Provided data >>

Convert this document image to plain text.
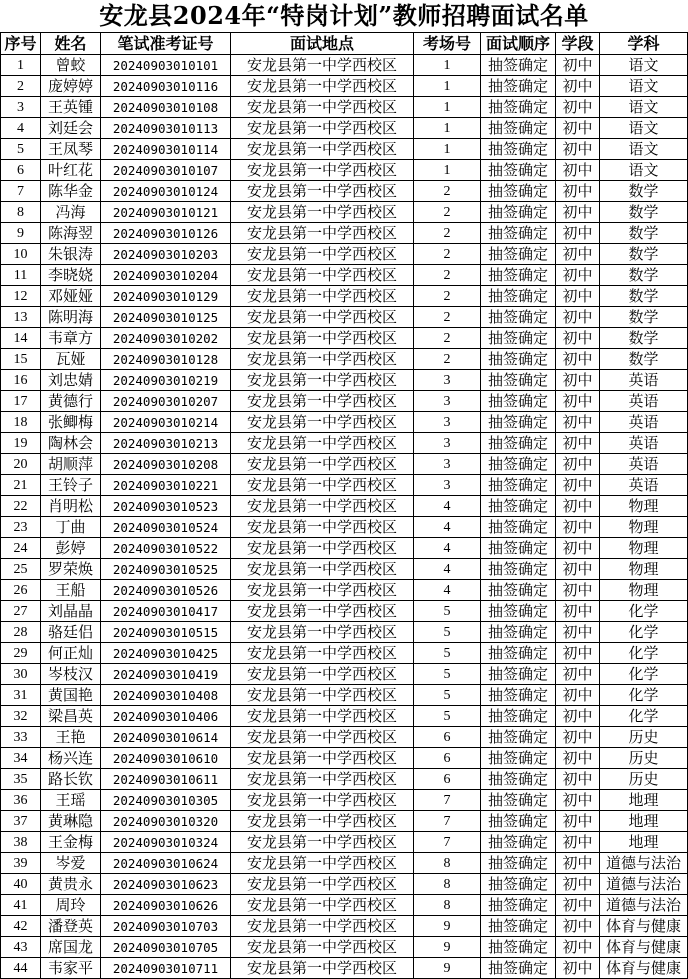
安龙县2024年“特岗计划”教师招聘面试名单
序号	姓名	笔试准考证号	面试地点	考场号	面试顺序	学段	学科
1	曾蛟	20240903010101	安龙县第一中学西校区	1	抽签确定	初中	语文
2	庞婷婷	20240903010116	安龙县第一中学西校区	1	抽签确定	初中	语文
3	王英锺	20240903010108	安龙县第一中学西校区	1	抽签确定	初中	语文
4	刘廷会	20240903010113	安龙县第一中学西校区	1	抽签确定	初中	语文
5	王凤琴	20240903010114	安龙县第一中学西校区	1	抽签确定	初中	语文
6	叶红花	20240903010107	安龙县第一中学西校区	1	抽签确定	初中	语文
7	陈华金	20240903010124	安龙县第一中学西校区	2	抽签确定	初中	数学
8	冯海	20240903010121	安龙县第一中学西校区	2	抽签确定	初中	数学
9	陈海翌	20240903010126	安龙县第一中学西校区	2	抽签确定	初中	数学
10	朱银涛	20240903010203	安龙县第一中学西校区	2	抽签确定	初中	数学
11	李晓娆	20240903010204	安龙县第一中学西校区	2	抽签确定	初中	数学
12	邓娅娅	20240903010129	安龙县第一中学西校区	2	抽签确定	初中	数学
13	陈明海	20240903010125	安龙县第一中学西校区	2	抽签确定	初中	数学
14	韦章方	20240903010202	安龙县第一中学西校区	2	抽签确定	初中	数学
15	瓦娅	20240903010128	安龙县第一中学西校区	2	抽签确定	初中	数学
16	刘忠婧	20240903010219	安龙县第一中学西校区	3	抽签确定	初中	英语
17	黄德行	20240903010207	安龙县第一中学西校区	3	抽签确定	初中	英语
18	张鲫梅	20240903010214	安龙县第一中学西校区	3	抽签确定	初中	英语
19	陶林会	20240903010213	安龙县第一中学西校区	3	抽签确定	初中	英语
20	胡顺萍	20240903010208	安龙县第一中学西校区	3	抽签确定	初中	英语
21	王铃子	20240903010221	安龙县第一中学西校区	3	抽签确定	初中	英语
22	肖明松	20240903010523	安龙县第一中学西校区	4	抽签确定	初中	物理
23	丁曲	20240903010524	安龙县第一中学西校区	4	抽签确定	初中	物理
24	彭婷	20240903010522	安龙县第一中学西校区	4	抽签确定	初中	物理
25	罗荣焕	20240903010525	安龙县第一中学西校区	4	抽签确定	初中	物理
26	王船	20240903010526	安龙县第一中学西校区	4	抽签确定	初中	物理
27	刘晶晶	20240903010417	安龙县第一中学西校区	5	抽签确定	初中	化学
28	骆廷侣	20240903010515	安龙县第一中学西校区	5	抽签确定	初中	化学
29	何正灿	20240903010425	安龙县第一中学西校区	5	抽签确定	初中	化学
30	岑枝汉	20240903010419	安龙县第一中学西校区	5	抽签确定	初中	化学
31	黄国艳	20240903010408	安龙县第一中学西校区	5	抽签确定	初中	化学
32	梁昌英	20240903010406	安龙县第一中学西校区	5	抽签确定	初中	化学
33	王艳	20240903010614	安龙县第一中学西校区	6	抽签确定	初中	历史
34	杨兴连	20240903010610	安龙县第一中学西校区	6	抽签确定	初中	历史
35	路长钦	20240903010611	安龙县第一中学西校区	6	抽签确定	初中	历史
36	王瑶	20240903010305	安龙县第一中学西校区	7	抽签确定	初中	地理
37	黄琳隐	20240903010320	安龙县第一中学西校区	7	抽签确定	初中	地理
38	王金梅	20240903010324	安龙县第一中学西校区	7	抽签确定	初中	地理
39	岑爱	20240903010624	安龙县第一中学西校区	8	抽签确定	初中	道德与法治
40	黄贵永	20240903010623	安龙县第一中学西校区	8	抽签确定	初中	道德与法治
41	周玲	20240903010626	安龙县第一中学西校区	8	抽签确定	初中	道德与法治
42	潘登英	20240903010703	安龙县第一中学西校区	9	抽签确定	初中	体育与健康
43	席国龙	20240903010705	安龙县第一中学西校区	9	抽签确定	初中	体育与健康
44	韦家平	20240903010711	安龙县第一中学西校区	9	抽签确定	初中	体育与健康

Task prompt >>
Return every line containing "道德与法治".

Correct result >>
39	岑爱	20240903010624	安龙县第一中学西校区	8	抽签确定	初中	道德与法治
40	黄贵永	20240903010623	安龙县第一中学西校区	8	抽签确定	初中	道德与法治
41	周玲	20240903010626	安龙县第一中学西校区	8	抽签确定	初中	道德与法治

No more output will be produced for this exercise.